** Given problem **
Please find all lines in the data that hold the string "from" and copy them.

** Given records **
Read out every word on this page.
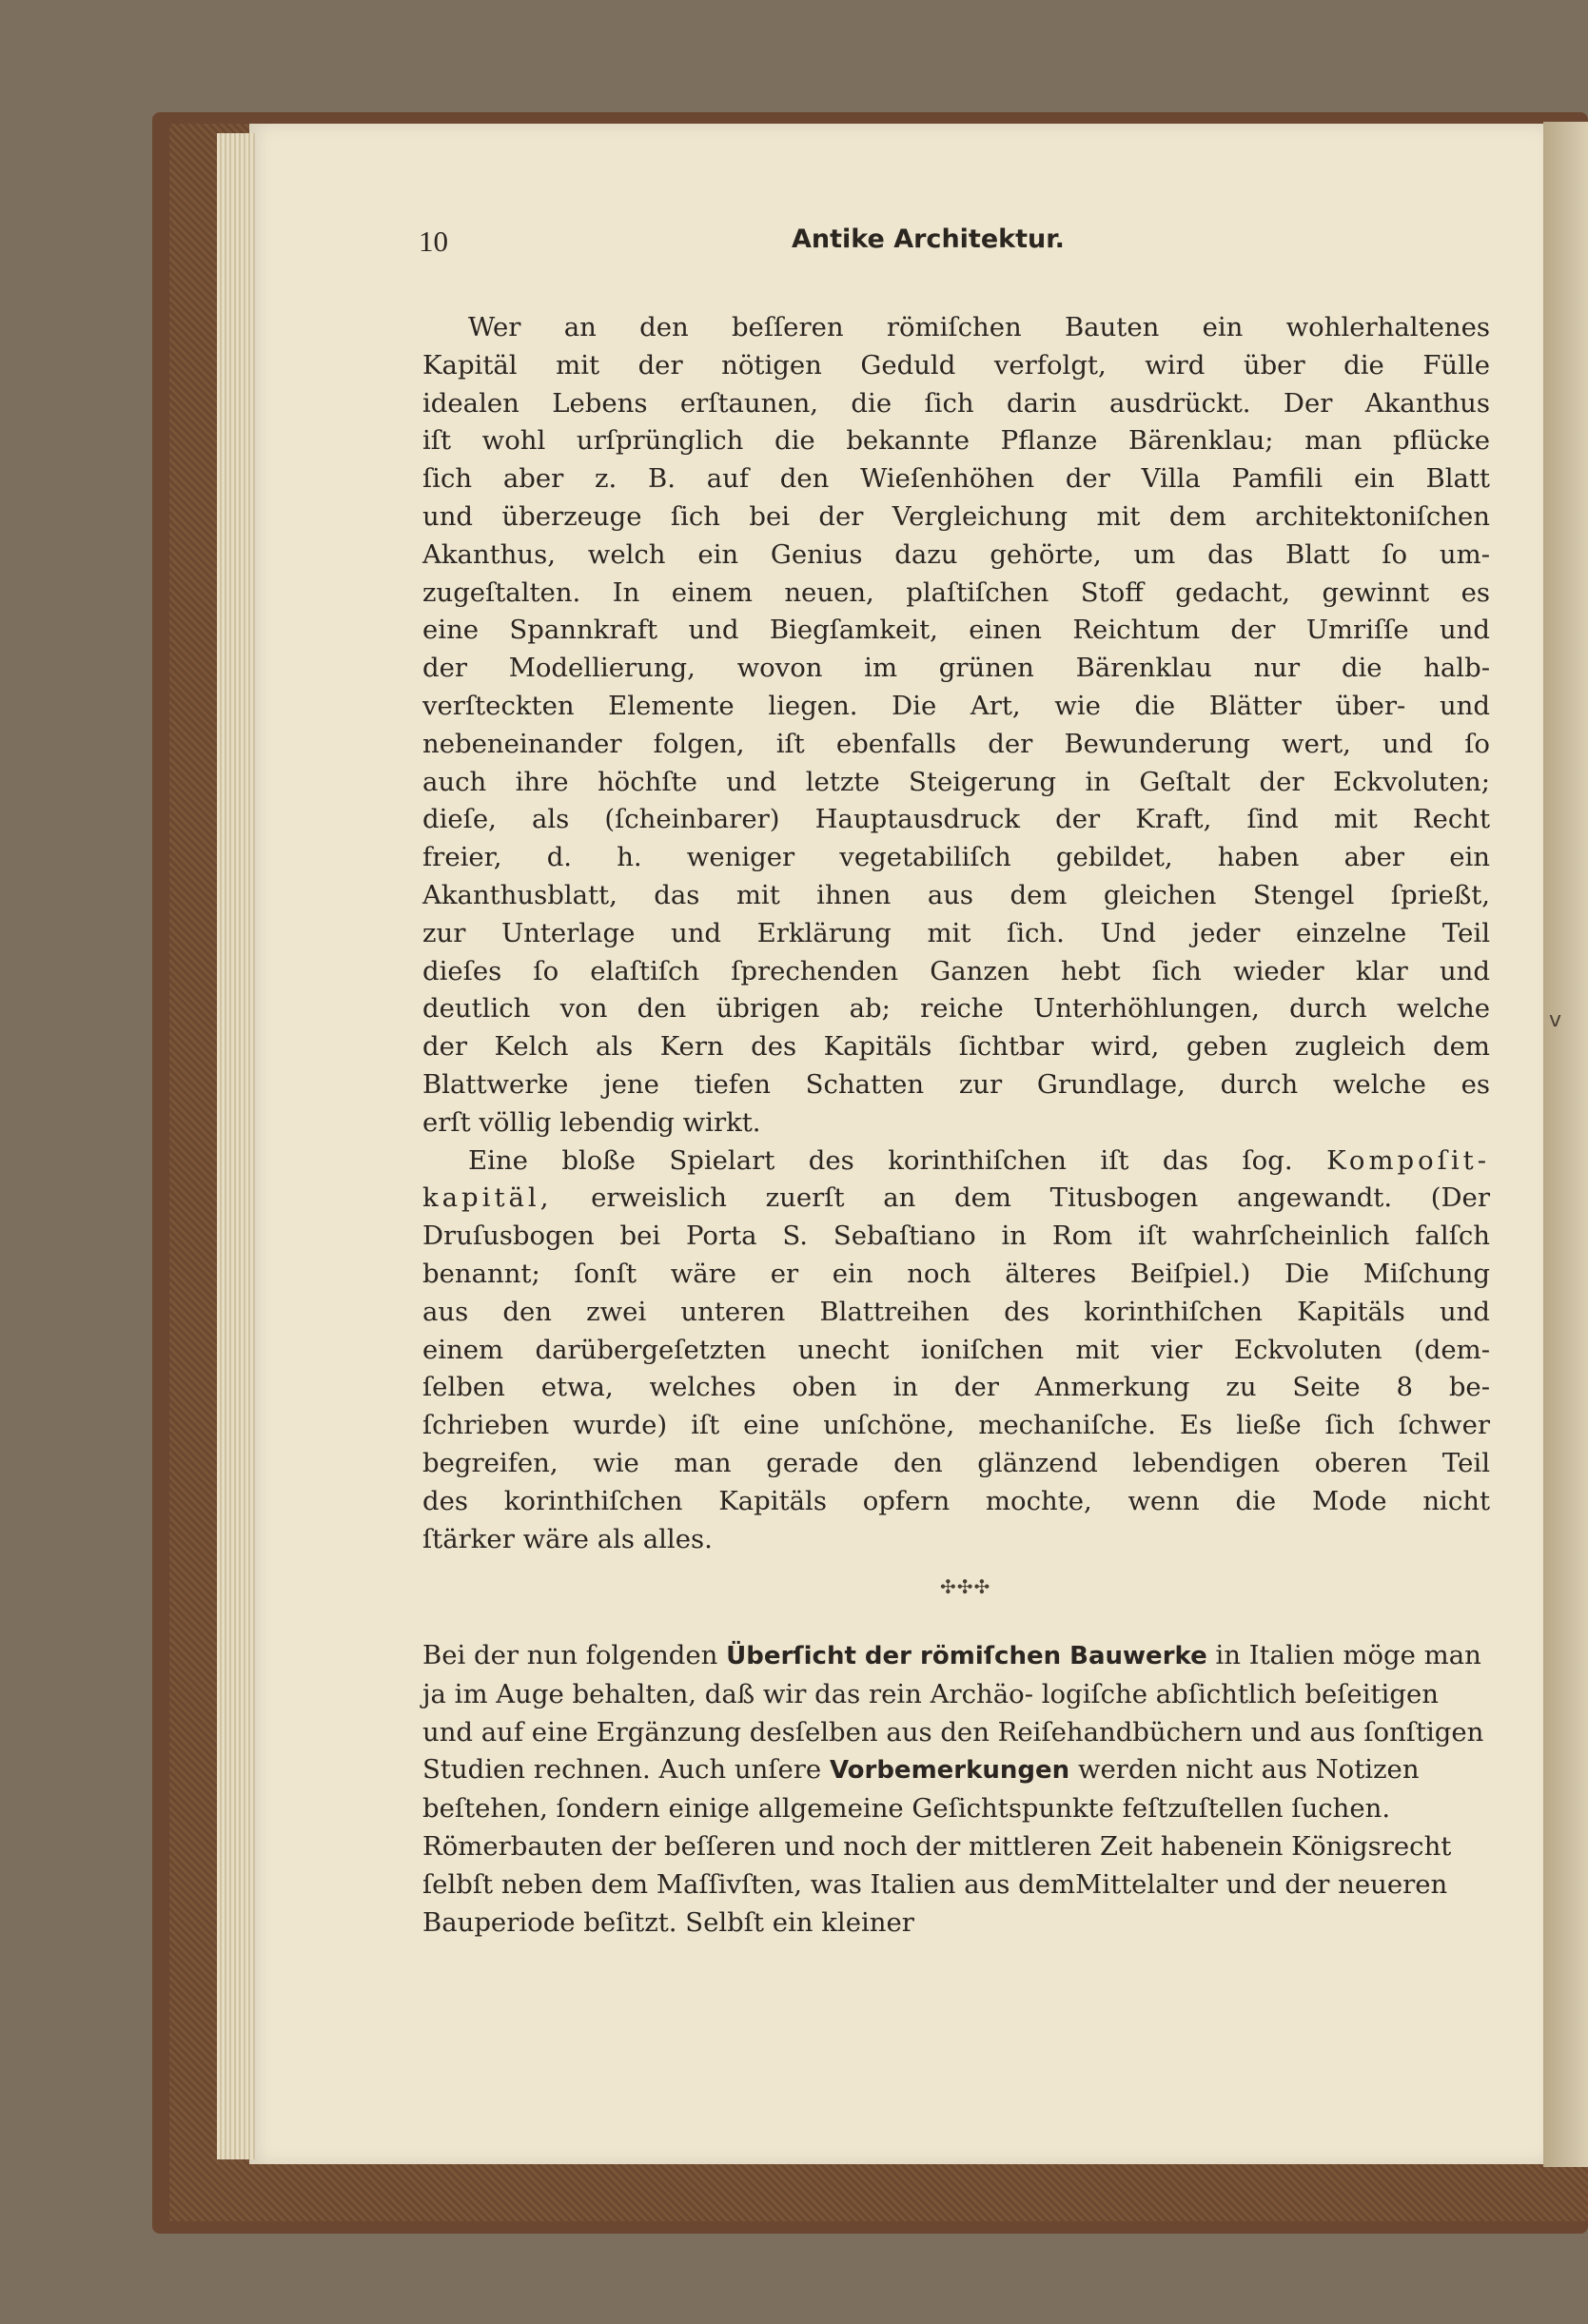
10	Antike Architektur.
Wer an den beſſeren römiſchen Bauten ein wohlerhaltenes
Kapitäl mit der nötigen Geduld verfolgt, wird über die Fülle
idealen Lebens erſtaunen, die ſich darin ausdrückt. Der Akanthus
iſt wohl urſprünglich die bekannte Pflanze Bärenklau; man pflücke
ſich aber z. B. auf den Wieſenhöhen der Villa Pamfili ein Blatt
und überzeuge ſich bei der Vergleichung mit dem architektoniſchen
Akanthus, welch ein Genius dazu gehörte, um das Blatt ſo um-
zugeſtalten. In einem neuen, plaſtiſchen Stoff gedacht, gewinnt es
eine Spannkraft und Biegſamkeit, einen Reichtum der Umriſſe und
der Modellierung, wovon im grünen Bärenklau nur die halb-
verſteckten Elemente liegen. Die Art, wie die Blätter über- und
nebeneinander folgen, iſt ebenfalls der Bewunderung wert, und ſo
auch ihre höchſte und letzte Steigerung in Geſtalt der Eckvoluten;
dieſe, als (ſcheinbarer) Hauptausdruck der Kraft, ſind mit Recht
freier, d. h. weniger vegetabiliſch gebildet, haben aber ein
Akanthusblatt, das mit ihnen aus dem gleichen Stengel ſprießt,
zur Unterlage und Erklärung mit ſich. Und jeder einzelne Teil
dieſes ſo elaſtiſch ſprechenden Ganzen hebt ſich wieder klar und
deutlich von den übrigen ab; reiche Unterhöhlungen, durch welche
der Kelch als Kern des Kapitäls ſichtbar wird, geben zugleich dem
Blattwerke jene tiefen Schatten zur Grundlage, durch welche es
erſt völlig lebendig wirkt.
Eine bloße Spielart des korinthiſchen iſt das ſog. Kompoſit-
kapitäl, erweislich zuerſt an dem Titusbogen angewandt. (Der
Druſusbogen bei Porta S. Sebaſtiano in Rom iſt wahrſcheinlich falſch
benannt; ſonſt wäre er ein noch älteres Beiſpiel.) Die Miſchung
aus den zwei unteren Blattreihen des korinthiſchen Kapitäls und
einem darübergeſetzten unecht ioniſchen mit vier Eckvoluten (dem-
ſelben etwa, welches oben in der Anmerkung zu Seite 8 be-
ſchrieben wurde) iſt eine unſchöne, mechaniſche. Es ließe ſich ſchwer
begreifen, wie man gerade den glänzend lebendigen oberen Teil
des korinthiſchen Kapitäls opfern mochte, wenn die Mode nicht
ſtärker wäre als alles.
✣✣✣
v
Bei der nun folgenden Überſicht der römiſchen Bauwerke in Italien möge man ja im Auge behalten, daß wir das rein Archäo- logiſche abſichtlich beſeitigen und auf eine Ergänzung desſelben aus den Reiſehandbüchern und aus ſonſtigen Studien rechnen. Auch unſere Vorbemerkungen werden nicht aus Notizen beſtehen, ſondern einige allgemeine Geſichtspunkte feſtzuſtellen ſuchen.
Römerbauten der beſſeren und noch der mittleren Zeit habenein Königsrecht ſelbſt neben dem Maſſivſten, was Italien aus demMittelalter und der neueren Bauperiode beſitzt. Selbſt ein kleiner
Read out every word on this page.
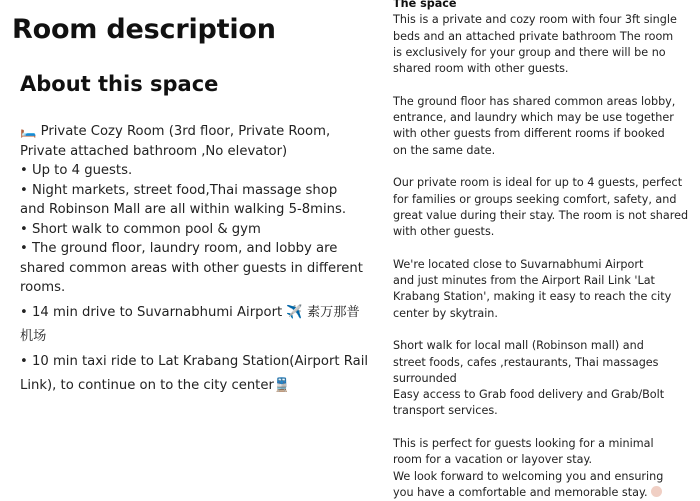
Room description
About this space
🛏️ Private Cozy Room (3rd floor, Private Room,
Private attached bathroom ,No elevator)
• Up to 4 guests.
• Night markets, street food,Thai massage shop
and Robinson Mall are all within walking 5-8mins.
• Short walk to common pool & gym
• The ground floor, laundry room, and lobby are
shared common areas with other guests in different
rooms.
• 14 min drive to Suvarnabhumi Airport ✈️ 素万那普
机场
• 10 min taxi ride to Lat Krabang Station(Airport Rail
Link), to continue on to the city center🚆
The space
This is a private and cozy room with four 3ft single
beds and an attached private bathroom The room
is exclusively for your group and there will be no
shared room with other guests.
The ground floor has shared common areas lobby,
entrance, and laundry which may be use together
with other guests from different rooms if booked
on the same date.
Our private room is ideal for up to 4 guests, perfect
for families or groups seeking comfort, safety, and
great value during their stay. The room is not shared
with other guests.
We're located close to Suvarnabhumi Airport
and just minutes from the Airport Rail Link 'Lat
Krabang Station', making it easy to reach the city
center by skytrain.
Short walk for local mall (Robinson mall) and
street foods, cafes ,restaurants, Thai massages
surrounded
Easy access to Grab food delivery and Grab/Bolt
transport services.
This is perfect for guests looking for a minimal
room for a vacation or layover stay.
We look forward to welcoming you and ensuring
you have a comfortable and memorable stay.
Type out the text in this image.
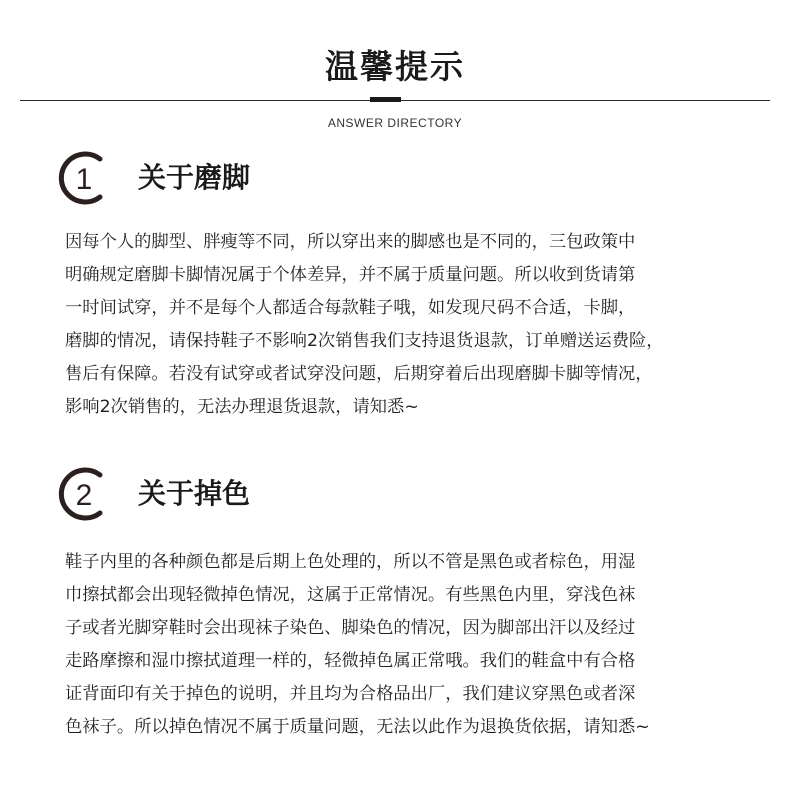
温馨提示
ANSWER DIRECTORY
1 关于磨脚
因每个人的脚型、胖瘦等不同，所以穿出来的脚感也是不同的，三包政策中
明确规定磨脚卡脚情况属于个体差异，并不属于质量问题。所以收到货请第
一时间试穿，并不是每个人都适合每款鞋子哦，如发现尺码不合适，卡脚，
磨脚的情况，请保持鞋子不影响2次销售我们支持退货退款，订单赠送运费险，
售后有保障。若没有试穿或者试穿没问题，后期穿着后出现磨脚卡脚等情况，
影响2次销售的，无法办理退货退款，请知悉~
2 关于掉色
鞋子内里的各种颜色都是后期上色处理的，所以不管是黑色或者棕色，用湿
巾擦拭都会出现轻微掉色情况，这属于正常情况。有些黑色内里，穿浅色袜
子或者光脚穿鞋时会出现袜子染色、脚染色的情况，因为脚部出汗以及经过
走路摩擦和湿巾擦拭道理一样的，轻微掉色属正常哦。我们的鞋盒中有合格
证背面印有关于掉色的说明，并且均为合格品出厂，我们建议穿黑色或者深
色袜子。所以掉色情况不属于质量问题，无法以此作为退换货依据，请知悉~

** Solution for this exercise **
with other guests from different rooms if booked
and just minutes from the Airport Rail Link 'Lat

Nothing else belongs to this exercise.